For the data below, report the number of lines that contain the string "type" and nothing else.

--- BEGIN Records supplied ---

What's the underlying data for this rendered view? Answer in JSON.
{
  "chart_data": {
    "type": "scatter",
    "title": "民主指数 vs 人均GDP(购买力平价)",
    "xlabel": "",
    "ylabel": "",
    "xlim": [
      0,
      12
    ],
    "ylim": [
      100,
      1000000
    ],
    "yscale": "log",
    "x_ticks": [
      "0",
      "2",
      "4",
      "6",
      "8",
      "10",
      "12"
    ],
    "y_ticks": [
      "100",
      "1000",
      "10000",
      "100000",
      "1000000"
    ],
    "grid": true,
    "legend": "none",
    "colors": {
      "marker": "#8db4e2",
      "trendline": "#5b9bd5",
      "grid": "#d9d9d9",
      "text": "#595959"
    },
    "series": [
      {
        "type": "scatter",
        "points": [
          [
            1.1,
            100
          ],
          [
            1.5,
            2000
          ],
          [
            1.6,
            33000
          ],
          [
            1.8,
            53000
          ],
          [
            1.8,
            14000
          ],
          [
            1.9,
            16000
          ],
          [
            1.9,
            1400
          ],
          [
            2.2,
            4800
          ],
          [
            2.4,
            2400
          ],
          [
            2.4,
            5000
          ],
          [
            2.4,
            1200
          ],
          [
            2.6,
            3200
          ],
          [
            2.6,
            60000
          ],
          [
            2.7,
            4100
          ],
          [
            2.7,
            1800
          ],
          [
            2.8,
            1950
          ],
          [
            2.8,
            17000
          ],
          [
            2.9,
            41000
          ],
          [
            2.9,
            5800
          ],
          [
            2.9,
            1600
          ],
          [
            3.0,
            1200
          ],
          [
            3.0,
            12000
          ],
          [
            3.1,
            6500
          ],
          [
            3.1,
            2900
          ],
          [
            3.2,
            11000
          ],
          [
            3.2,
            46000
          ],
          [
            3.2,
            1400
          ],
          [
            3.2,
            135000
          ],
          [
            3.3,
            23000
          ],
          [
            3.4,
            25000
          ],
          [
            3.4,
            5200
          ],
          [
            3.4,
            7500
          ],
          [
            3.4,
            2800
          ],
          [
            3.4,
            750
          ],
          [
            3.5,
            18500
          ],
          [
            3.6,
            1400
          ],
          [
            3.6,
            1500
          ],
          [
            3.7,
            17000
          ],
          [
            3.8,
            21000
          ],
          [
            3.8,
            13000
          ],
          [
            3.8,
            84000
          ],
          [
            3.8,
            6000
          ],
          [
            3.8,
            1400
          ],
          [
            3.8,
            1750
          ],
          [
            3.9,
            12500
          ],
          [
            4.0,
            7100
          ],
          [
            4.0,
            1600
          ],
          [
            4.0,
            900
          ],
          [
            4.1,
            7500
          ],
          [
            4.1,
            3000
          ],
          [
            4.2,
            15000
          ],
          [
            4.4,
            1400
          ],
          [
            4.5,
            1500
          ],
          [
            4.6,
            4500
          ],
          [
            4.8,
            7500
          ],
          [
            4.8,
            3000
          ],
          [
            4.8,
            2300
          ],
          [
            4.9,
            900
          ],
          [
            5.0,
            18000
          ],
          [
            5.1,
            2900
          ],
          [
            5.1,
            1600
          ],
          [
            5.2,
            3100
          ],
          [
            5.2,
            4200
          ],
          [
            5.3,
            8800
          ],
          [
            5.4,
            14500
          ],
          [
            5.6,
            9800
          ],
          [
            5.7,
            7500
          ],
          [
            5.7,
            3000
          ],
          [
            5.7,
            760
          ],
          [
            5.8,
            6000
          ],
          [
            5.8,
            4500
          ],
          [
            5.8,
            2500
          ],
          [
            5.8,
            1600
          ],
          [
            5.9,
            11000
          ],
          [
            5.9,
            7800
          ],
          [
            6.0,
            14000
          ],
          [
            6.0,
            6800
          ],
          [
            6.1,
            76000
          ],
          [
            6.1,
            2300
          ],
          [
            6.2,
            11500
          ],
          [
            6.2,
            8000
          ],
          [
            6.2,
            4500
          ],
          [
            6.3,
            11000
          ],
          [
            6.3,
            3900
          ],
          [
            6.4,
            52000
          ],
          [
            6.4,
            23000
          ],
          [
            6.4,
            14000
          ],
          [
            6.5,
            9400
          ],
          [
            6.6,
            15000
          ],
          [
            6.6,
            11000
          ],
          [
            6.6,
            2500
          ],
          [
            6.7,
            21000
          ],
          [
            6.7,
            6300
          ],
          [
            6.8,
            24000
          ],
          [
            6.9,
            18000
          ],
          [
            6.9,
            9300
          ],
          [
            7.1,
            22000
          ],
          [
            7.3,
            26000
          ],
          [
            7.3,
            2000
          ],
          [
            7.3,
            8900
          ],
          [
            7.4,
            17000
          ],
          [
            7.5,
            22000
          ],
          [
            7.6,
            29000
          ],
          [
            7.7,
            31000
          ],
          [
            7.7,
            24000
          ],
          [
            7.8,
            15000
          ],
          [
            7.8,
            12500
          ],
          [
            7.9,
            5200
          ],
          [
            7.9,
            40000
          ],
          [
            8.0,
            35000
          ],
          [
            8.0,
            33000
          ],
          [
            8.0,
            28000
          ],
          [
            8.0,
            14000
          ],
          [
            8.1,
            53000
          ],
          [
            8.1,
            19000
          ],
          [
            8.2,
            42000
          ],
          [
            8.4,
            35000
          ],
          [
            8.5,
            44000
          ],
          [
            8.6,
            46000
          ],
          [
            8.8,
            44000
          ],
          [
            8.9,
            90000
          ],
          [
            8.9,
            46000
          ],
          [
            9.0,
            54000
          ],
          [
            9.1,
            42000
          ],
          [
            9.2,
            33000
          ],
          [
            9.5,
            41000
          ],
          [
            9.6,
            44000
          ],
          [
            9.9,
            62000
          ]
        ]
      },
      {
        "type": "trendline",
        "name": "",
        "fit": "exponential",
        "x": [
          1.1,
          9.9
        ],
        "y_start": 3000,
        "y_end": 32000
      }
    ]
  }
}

--- END Records supplied ---

Task output =
3